▶ Task brief
Reproduce the material exactly, omitting nothing.

## Start Available data

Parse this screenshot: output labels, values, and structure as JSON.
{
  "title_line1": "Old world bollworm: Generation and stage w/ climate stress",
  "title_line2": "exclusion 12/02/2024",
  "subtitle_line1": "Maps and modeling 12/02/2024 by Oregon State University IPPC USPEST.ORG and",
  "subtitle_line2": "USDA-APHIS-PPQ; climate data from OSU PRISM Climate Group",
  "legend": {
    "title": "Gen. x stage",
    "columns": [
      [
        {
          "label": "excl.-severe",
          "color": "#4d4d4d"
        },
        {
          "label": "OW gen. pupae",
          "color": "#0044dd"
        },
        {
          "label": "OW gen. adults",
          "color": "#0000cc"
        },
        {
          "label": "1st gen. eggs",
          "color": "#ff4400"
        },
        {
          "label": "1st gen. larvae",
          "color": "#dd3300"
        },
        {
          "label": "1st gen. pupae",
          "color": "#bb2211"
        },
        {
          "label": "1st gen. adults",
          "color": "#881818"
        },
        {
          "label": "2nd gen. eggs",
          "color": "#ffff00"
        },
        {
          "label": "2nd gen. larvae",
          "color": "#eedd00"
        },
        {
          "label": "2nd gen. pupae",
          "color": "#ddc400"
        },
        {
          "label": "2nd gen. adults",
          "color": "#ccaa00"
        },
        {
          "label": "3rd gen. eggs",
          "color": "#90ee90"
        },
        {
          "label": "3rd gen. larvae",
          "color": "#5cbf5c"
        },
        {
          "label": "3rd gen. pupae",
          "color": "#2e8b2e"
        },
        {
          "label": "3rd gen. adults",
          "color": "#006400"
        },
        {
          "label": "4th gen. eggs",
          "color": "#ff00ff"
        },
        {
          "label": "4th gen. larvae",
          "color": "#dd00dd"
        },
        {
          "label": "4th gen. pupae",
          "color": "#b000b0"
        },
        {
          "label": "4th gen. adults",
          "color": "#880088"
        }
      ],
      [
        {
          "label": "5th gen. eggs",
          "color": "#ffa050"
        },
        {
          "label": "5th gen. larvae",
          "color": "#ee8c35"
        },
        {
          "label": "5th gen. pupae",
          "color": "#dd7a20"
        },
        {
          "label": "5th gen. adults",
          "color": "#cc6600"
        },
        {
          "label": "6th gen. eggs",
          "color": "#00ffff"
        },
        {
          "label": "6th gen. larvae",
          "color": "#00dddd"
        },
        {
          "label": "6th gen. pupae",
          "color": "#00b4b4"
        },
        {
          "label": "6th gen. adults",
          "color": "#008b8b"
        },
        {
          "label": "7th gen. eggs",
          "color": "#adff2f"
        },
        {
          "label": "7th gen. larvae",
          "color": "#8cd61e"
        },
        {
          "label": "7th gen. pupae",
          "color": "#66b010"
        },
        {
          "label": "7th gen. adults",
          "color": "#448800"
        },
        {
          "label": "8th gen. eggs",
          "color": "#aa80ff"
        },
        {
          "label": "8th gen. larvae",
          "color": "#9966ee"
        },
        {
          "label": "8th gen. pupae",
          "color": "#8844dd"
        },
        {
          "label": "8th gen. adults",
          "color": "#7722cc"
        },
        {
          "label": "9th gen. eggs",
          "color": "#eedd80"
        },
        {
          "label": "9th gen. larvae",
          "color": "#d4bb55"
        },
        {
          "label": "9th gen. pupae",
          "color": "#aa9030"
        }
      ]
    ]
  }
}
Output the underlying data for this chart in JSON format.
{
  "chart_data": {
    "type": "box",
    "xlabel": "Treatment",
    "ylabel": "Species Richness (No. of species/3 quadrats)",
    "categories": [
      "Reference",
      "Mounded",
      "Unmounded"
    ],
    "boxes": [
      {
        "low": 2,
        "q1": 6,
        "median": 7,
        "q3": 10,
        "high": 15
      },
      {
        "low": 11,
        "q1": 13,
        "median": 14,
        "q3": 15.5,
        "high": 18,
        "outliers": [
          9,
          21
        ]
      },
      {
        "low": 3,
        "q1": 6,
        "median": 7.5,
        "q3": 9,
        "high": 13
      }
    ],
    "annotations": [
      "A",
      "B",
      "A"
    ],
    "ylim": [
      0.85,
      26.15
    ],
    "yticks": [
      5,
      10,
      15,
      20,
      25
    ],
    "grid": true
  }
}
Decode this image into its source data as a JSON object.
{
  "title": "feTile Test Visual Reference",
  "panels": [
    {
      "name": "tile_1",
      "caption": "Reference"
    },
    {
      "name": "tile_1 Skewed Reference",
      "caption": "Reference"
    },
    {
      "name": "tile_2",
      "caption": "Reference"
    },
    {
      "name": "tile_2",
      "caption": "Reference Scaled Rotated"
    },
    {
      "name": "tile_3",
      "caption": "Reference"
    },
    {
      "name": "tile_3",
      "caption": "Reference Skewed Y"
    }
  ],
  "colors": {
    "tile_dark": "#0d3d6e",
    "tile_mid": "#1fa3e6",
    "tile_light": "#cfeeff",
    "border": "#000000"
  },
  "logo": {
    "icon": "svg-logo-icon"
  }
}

## End Available data

▶ Answer
Parse this screenshot: output labels, values, and structure as JSON.
{
  "title_line1": "Old world bollworm: Generation and stage w/ climate stress",
  "title_line2": "exclusion 12/02/2024",
  "subtitle_line1": "Maps and modeling 12/02/2024 by Oregon State University IPPC USPEST.ORG and",
  "subtitle_line2": "USDA-APHIS-PPQ; climate data from OSU PRISM Climate Group",
  "legend": {
    "title": "Gen. x stage",
    "columns": [
      [
        {
          "label": "excl.-severe",
          "color": "#4d4d4d"
        },
        {
          "label": "OW gen. pupae",
          "color": "#0044dd"
        },
        {
          "label": "OW gen. adults",
          "color": "#0000cc"
        },
        {
          "label": "1st gen. eggs",
          "color": "#ff4400"
        },
        {
          "label": "1st gen. larvae",
          "color": "#dd3300"
        },
        {
          "label": "1st gen. pupae",
          "color": "#bb2211"
        },
        {
          "label": "1st gen. adults",
          "color": "#881818"
        },
        {
          "label": "2nd gen. eggs",
          "color": "#ffff00"
        },
        {
          "label": "2nd gen. larvae",
          "color": "#eedd00"
        },
        {
          "label": "2nd gen. pupae",
          "color": "#ddc400"
        },
        {
          "label": "2nd gen. adults",
          "color": "#ccaa00"
        },
        {
          "label": "3rd gen. eggs",
          "color": "#90ee90"
        },
        {
          "label": "3rd gen. larvae",
          "color": "#5cbf5c"
        },
        {
          "label": "3rd gen. pupae",
          "color": "#2e8b2e"
        },
        {
          "label": "3rd gen. adults",
          "color": "#006400"
        },
        {
          "label": "4th gen. eggs",
          "color": "#ff00ff"
        },
        {
          "label": "4th gen. larvae",
          "color": "#dd00dd"
        },
        {
          "label": "4th gen. pupae",
          "color": "#b000b0"
        },
        {
          "label": "4th gen. adults",
          "color": "#880088"
        }
      ],
      [
        {
          "label": "5th gen. eggs",
          "color": "#ffa050"
        },
        {
          "label": "5th gen. larvae",
          "color": "#ee8c35"
        },
        {
          "label": "5th gen. pupae",
          "color": "#dd7a20"
        },
        {
          "label": "5th gen. adults",
          "color": "#cc6600"
        },
        {
          "label": "6th gen. eggs",
          "color": "#00ffff"
        },
        {
          "label": "6th gen. larvae",
          "color": "#00dddd"
        },
        {
          "label": "6th gen. pupae",
          "color": "#00b4b4"
        },
        {
          "label": "6th gen. adults",
          "color": "#008b8b"
        },
        {
          "label": "7th gen. eggs",
          "color": "#adff2f"
        },
        {
          "label": "7th gen. larvae",
          "color": "#8cd61e"
        },
        {
          "label": "7th gen. pupae",
          "color": "#66b010"
        },
        {
          "label": "7th gen. adults",
          "color": "#448800"
        },
        {
          "label": "8th gen. eggs",
          "color": "#aa80ff"
        },
        {
          "label": "8th gen. larvae",
          "color": "#9966ee"
        },
        {
          "label": "8th gen. pupae",
          "color": "#8844dd"
        },
        {
          "label": "8th gen. adults",
          "color": "#7722cc"
        },
        {
          "label": "9th gen. eggs",
          "color": "#eedd80"
        },
        {
          "label": "9th gen. larvae",
          "color": "#d4bb55"
        },
        {
          "label": "9th gen. pupae",
          "color": "#aa9030"
        }
      ]
    ]
  }
}
Output the underlying data for this chart in JSON format.
{
  "chart_data": {
    "type": "box",
    "xlabel": "Treatment",
    "ylabel": "Species Richness (No. of species/3 quadrats)",
    "categories": [
      "Reference",
      "Mounded",
      "Unmounded"
    ],
    "boxes": [
      {
        "low": 2,
        "q1": 6,
        "median": 7,
        "q3": 10,
        "high": 15
      },
      {
        "low": 11,
        "q1": 13,
        "median": 14,
        "q3": 15.5,
        "high": 18,
        "outliers": [
          9,
          21
        ]
      },
      {
        "low": 3,
        "q1": 6,
        "median": 7.5,
        "q3": 9,
        "high": 13
      }
    ],
    "annotations": [
      "A",
      "B",
      "A"
    ],
    "ylim": [
      0.85,
      26.15
    ],
    "yticks": [
      5,
      10,
      15,
      20,
      25
    ],
    "grid": true
  }
}
Decode this image into its source data as a JSON object.
{
  "title": "feTile Test Visual Reference",
  "panels": [
    {
      "name": "tile_1",
      "caption": "Reference"
    },
    {
      "name": "tile_1 Skewed Reference",
      "caption": "Reference"
    },
    {
      "name": "tile_2",
      "caption": "Reference"
    },
    {
      "name": "tile_2",
      "caption": "Reference Scaled Rotated"
    },
    {
      "name": "tile_3",
      "caption": "Reference"
    },
    {
      "name": "tile_3",
      "caption": "Reference Skewed Y"
    }
  ],
  "colors": {
    "tile_dark": "#0d3d6e",
    "tile_mid": "#1fa3e6",
    "tile_light": "#cfeeff",
    "border": "#000000"
  },
  "logo": {
    "icon": "svg-logo-icon"
  }
}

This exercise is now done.